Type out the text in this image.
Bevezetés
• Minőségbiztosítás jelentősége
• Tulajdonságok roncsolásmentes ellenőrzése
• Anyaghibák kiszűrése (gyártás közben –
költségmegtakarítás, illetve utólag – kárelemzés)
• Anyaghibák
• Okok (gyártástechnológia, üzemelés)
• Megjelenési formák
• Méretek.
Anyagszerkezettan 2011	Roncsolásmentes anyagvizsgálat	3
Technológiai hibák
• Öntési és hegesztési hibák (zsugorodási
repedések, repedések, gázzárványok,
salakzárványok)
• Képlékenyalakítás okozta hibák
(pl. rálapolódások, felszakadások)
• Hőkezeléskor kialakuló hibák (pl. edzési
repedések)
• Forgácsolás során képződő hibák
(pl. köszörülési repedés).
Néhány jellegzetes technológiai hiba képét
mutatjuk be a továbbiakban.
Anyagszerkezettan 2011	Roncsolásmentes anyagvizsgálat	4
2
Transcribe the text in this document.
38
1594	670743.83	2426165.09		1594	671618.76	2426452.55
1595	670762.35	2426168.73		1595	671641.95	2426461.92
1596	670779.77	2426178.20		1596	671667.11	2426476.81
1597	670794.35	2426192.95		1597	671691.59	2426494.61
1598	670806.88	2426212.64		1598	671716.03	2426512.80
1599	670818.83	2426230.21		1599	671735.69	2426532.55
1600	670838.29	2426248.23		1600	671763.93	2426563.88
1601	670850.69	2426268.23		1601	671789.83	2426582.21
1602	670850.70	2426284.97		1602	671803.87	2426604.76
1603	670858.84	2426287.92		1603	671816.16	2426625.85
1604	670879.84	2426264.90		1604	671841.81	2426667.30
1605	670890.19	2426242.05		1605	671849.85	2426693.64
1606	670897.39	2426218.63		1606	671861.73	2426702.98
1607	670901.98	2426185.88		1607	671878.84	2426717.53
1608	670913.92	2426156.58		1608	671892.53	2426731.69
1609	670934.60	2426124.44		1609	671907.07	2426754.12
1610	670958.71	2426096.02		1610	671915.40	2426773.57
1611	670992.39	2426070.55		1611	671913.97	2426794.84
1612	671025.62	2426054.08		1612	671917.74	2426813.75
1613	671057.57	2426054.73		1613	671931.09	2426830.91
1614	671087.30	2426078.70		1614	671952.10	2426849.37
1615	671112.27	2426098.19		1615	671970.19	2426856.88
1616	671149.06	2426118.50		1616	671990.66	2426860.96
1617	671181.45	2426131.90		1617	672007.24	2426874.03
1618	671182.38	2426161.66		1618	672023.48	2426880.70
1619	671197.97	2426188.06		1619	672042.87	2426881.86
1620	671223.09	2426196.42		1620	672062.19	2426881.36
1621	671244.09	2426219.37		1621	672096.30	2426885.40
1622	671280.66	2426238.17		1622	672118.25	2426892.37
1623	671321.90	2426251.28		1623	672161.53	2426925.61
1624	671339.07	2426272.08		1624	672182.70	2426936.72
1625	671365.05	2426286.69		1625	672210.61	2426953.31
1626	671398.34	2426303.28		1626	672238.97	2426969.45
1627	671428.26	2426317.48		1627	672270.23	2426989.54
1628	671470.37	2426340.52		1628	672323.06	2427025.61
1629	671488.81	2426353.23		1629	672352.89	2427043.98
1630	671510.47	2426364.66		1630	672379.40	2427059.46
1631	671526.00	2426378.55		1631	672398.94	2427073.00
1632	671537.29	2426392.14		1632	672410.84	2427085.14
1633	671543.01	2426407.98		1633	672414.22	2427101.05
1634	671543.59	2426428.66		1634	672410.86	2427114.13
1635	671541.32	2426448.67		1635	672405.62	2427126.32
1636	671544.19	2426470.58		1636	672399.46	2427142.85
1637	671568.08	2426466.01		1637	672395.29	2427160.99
+ + + + + + +
• _STATED EXERCISE_
Check each line of the entries for the string "text". Copy the lines that have it.

• _ANSWER TO THIS EXERCISE_
Type out the text in this image.
Transcribe the text in this document.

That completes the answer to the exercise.